--- Begin Input ---

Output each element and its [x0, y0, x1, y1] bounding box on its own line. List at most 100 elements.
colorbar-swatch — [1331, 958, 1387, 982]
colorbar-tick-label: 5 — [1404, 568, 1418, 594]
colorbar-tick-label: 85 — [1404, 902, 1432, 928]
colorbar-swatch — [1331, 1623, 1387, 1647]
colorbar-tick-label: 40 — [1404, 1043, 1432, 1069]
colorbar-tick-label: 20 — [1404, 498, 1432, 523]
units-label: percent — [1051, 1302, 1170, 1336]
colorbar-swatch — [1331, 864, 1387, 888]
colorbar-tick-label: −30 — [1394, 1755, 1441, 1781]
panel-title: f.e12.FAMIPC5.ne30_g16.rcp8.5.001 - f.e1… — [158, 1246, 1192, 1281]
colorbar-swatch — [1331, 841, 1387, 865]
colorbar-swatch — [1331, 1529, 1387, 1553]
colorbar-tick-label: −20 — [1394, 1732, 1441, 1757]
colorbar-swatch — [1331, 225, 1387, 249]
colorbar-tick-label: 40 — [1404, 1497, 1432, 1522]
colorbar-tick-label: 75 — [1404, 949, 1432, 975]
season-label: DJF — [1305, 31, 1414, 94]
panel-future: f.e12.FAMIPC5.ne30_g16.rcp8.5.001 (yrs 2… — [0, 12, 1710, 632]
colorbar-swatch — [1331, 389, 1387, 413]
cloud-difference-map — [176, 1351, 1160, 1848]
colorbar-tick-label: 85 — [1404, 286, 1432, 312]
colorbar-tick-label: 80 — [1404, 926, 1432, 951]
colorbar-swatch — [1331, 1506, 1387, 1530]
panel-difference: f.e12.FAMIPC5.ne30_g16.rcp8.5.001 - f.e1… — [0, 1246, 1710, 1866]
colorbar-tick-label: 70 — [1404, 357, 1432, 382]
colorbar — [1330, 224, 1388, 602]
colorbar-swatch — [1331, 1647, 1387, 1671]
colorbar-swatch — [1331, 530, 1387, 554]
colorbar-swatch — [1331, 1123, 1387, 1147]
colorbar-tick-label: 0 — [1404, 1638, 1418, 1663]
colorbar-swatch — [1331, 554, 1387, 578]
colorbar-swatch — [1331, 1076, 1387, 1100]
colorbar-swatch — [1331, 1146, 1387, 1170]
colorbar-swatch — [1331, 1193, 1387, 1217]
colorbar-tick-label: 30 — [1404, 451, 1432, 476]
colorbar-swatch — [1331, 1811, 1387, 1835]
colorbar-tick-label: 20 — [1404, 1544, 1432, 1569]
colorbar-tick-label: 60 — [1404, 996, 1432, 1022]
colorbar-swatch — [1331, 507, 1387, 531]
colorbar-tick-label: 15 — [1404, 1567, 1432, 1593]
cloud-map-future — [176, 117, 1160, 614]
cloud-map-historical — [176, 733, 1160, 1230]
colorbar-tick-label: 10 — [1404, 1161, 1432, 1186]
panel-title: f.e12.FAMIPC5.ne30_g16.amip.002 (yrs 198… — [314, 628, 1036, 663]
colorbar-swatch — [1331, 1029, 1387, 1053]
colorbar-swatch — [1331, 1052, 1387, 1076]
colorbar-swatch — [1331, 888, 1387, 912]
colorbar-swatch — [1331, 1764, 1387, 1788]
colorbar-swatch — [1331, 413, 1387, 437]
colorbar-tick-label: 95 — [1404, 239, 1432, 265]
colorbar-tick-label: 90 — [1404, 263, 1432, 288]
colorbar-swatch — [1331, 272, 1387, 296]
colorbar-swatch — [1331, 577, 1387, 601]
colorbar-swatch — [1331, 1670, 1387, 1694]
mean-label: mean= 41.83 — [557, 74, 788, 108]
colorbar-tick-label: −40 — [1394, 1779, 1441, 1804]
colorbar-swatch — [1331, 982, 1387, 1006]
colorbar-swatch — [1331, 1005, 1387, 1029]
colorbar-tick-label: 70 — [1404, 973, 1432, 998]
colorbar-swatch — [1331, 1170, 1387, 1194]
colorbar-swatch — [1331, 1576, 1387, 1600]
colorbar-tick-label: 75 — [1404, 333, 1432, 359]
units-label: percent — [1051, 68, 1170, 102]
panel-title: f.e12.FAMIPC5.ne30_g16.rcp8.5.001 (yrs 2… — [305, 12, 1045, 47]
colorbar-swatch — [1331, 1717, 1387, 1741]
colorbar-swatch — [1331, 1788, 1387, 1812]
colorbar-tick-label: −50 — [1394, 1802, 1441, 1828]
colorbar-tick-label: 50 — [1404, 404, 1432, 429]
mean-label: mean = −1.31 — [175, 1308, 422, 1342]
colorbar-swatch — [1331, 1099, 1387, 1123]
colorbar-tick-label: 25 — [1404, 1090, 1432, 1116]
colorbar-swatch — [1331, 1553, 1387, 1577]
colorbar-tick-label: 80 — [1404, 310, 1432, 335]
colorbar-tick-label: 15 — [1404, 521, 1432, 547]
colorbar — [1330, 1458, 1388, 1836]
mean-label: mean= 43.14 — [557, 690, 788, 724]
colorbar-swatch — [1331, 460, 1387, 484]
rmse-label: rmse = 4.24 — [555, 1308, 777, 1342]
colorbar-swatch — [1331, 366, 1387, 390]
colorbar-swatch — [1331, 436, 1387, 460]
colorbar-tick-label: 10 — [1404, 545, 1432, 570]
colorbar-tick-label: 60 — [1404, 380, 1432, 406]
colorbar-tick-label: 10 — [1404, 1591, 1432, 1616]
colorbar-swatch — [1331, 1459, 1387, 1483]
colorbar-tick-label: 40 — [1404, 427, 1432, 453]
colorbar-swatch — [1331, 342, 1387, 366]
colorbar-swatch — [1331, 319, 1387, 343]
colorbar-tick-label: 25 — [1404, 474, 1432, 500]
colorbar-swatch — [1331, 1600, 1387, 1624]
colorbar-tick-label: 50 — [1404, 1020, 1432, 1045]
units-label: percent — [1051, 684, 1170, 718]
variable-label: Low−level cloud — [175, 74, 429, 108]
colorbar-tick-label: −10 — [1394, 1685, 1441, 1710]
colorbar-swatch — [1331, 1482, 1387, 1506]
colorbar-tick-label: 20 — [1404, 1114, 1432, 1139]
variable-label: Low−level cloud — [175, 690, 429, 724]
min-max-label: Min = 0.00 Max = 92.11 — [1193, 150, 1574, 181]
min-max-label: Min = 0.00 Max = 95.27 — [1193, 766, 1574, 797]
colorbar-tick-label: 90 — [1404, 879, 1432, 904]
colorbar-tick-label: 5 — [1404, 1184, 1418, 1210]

--- End Input ---

• Task directions: Please reproduce every line of the records above without changing anything.

• Answer to the problem:
Output each element and its [x0, y0, x1, y1] bounding box on its own line. List at most 100 elements.
colorbar-swatch — [1331, 958, 1387, 982]
colorbar-tick-label: 5 — [1404, 568, 1418, 594]
colorbar-tick-label: 85 — [1404, 902, 1432, 928]
colorbar-swatch — [1331, 1623, 1387, 1647]
colorbar-tick-label: 40 — [1404, 1043, 1432, 1069]
colorbar-tick-label: 20 — [1404, 498, 1432, 523]
units-label: percent — [1051, 1302, 1170, 1336]
colorbar-swatch — [1331, 864, 1387, 888]
colorbar-tick-label: −30 — [1394, 1755, 1441, 1781]
panel-title: f.e12.FAMIPC5.ne30_g16.rcp8.5.001 - f.e1… — [158, 1246, 1192, 1281]
colorbar-swatch — [1331, 841, 1387, 865]
colorbar-swatch — [1331, 1529, 1387, 1553]
colorbar-tick-label: −20 — [1394, 1732, 1441, 1757]
colorbar-swatch — [1331, 225, 1387, 249]
colorbar-tick-label: 40 — [1404, 1497, 1432, 1522]
colorbar-tick-label: 75 — [1404, 949, 1432, 975]
season-label: DJF — [1305, 31, 1414, 94]
panel-future: f.e12.FAMIPC5.ne30_g16.rcp8.5.001 (yrs 2… — [0, 12, 1710, 632]
colorbar-swatch — [1331, 389, 1387, 413]
cloud-difference-map — [176, 1351, 1160, 1848]
colorbar-tick-label: 85 — [1404, 286, 1432, 312]
colorbar-tick-label: 80 — [1404, 926, 1432, 951]
colorbar-swatch — [1331, 1506, 1387, 1530]
panel-difference: f.e12.FAMIPC5.ne30_g16.rcp8.5.001 - f.e1… — [0, 1246, 1710, 1866]
colorbar-tick-label: 70 — [1404, 357, 1432, 382]
colorbar — [1330, 224, 1388, 602]
colorbar-swatch — [1331, 1647, 1387, 1671]
colorbar-swatch — [1331, 530, 1387, 554]
colorbar-swatch — [1331, 1123, 1387, 1147]
colorbar-tick-label: 0 — [1404, 1638, 1418, 1663]
colorbar-swatch — [1331, 554, 1387, 578]
colorbar-swatch — [1331, 1076, 1387, 1100]
colorbar-swatch — [1331, 1146, 1387, 1170]
colorbar-swatch — [1331, 1193, 1387, 1217]
colorbar-tick-label: 30 — [1404, 451, 1432, 476]
colorbar-swatch — [1331, 1811, 1387, 1835]
colorbar-tick-label: 20 — [1404, 1544, 1432, 1569]
colorbar-tick-label: 60 — [1404, 996, 1432, 1022]
colorbar-swatch — [1331, 507, 1387, 531]
colorbar-tick-label: 15 — [1404, 1567, 1432, 1593]
cloud-map-future — [176, 117, 1160, 614]
cloud-map-historical — [176, 733, 1160, 1230]
colorbar-tick-label: 10 — [1404, 1161, 1432, 1186]
panel-title: f.e12.FAMIPC5.ne30_g16.amip.002 (yrs 198… — [314, 628, 1036, 663]
colorbar-swatch — [1331, 1029, 1387, 1053]
colorbar-swatch — [1331, 1052, 1387, 1076]
colorbar-swatch — [1331, 888, 1387, 912]
colorbar-swatch — [1331, 1764, 1387, 1788]
colorbar-swatch — [1331, 413, 1387, 437]
colorbar-tick-label: 95 — [1404, 239, 1432, 265]
colorbar-tick-label: 90 — [1404, 263, 1432, 288]
colorbar-swatch — [1331, 272, 1387, 296]
colorbar-swatch — [1331, 577, 1387, 601]
colorbar-swatch — [1331, 1670, 1387, 1694]
mean-label: mean= 41.83 — [557, 74, 788, 108]
colorbar-tick-label: −40 — [1394, 1779, 1441, 1804]
colorbar-swatch — [1331, 982, 1387, 1006]
colorbar-swatch — [1331, 1005, 1387, 1029]
colorbar-tick-label: 70 — [1404, 973, 1432, 998]
colorbar-swatch — [1331, 1170, 1387, 1194]
colorbar-swatch — [1331, 1576, 1387, 1600]
colorbar-tick-label: 75 — [1404, 333, 1432, 359]
units-label: percent — [1051, 68, 1170, 102]
panel-title: f.e12.FAMIPC5.ne30_g16.rcp8.5.001 (yrs 2… — [305, 12, 1045, 47]
colorbar-swatch — [1331, 1717, 1387, 1741]
colorbar-swatch — [1331, 1788, 1387, 1812]
colorbar-tick-label: −50 — [1394, 1802, 1441, 1828]
colorbar-tick-label: 50 — [1404, 404, 1432, 429]
mean-label: mean = −1.31 — [175, 1308, 422, 1342]
colorbar-swatch — [1331, 1099, 1387, 1123]
colorbar-tick-label: 25 — [1404, 1090, 1432, 1116]
colorbar-swatch — [1331, 1553, 1387, 1577]
colorbar-tick-label: 80 — [1404, 310, 1432, 335]
colorbar-tick-label: 15 — [1404, 521, 1432, 547]
colorbar — [1330, 1458, 1388, 1836]
mean-label: mean= 43.14 — [557, 690, 788, 724]
colorbar-swatch — [1331, 460, 1387, 484]
rmse-label: rmse = 4.24 — [555, 1308, 777, 1342]
colorbar-swatch — [1331, 366, 1387, 390]
colorbar-swatch — [1331, 436, 1387, 460]
colorbar-tick-label: 10 — [1404, 545, 1432, 570]
colorbar-tick-label: 60 — [1404, 380, 1432, 406]
colorbar-tick-label: 10 — [1404, 1591, 1432, 1616]
colorbar-swatch — [1331, 1459, 1387, 1483]
colorbar-tick-label: 40 — [1404, 427, 1432, 453]
colorbar-swatch — [1331, 342, 1387, 366]
colorbar-swatch — [1331, 319, 1387, 343]
colorbar-tick-label: 25 — [1404, 474, 1432, 500]
colorbar-swatch — [1331, 1600, 1387, 1624]
colorbar-tick-label: 50 — [1404, 1020, 1432, 1045]
units-label: percent — [1051, 684, 1170, 718]
variable-label: Low−level cloud — [175, 74, 429, 108]
colorbar-tick-label: −10 — [1394, 1685, 1441, 1710]
colorbar-swatch — [1331, 1482, 1387, 1506]
colorbar-tick-label: 20 — [1404, 1114, 1432, 1139]
variable-label: Low−level cloud — [175, 690, 429, 724]
min-max-label: Min = 0.00 Max = 92.11 — [1193, 150, 1574, 181]
min-max-label: Min = 0.00 Max = 95.27 — [1193, 766, 1574, 797]
colorbar-tick-label: 90 — [1404, 879, 1432, 904]
colorbar-tick-label: 5 — [1404, 1184, 1418, 1210]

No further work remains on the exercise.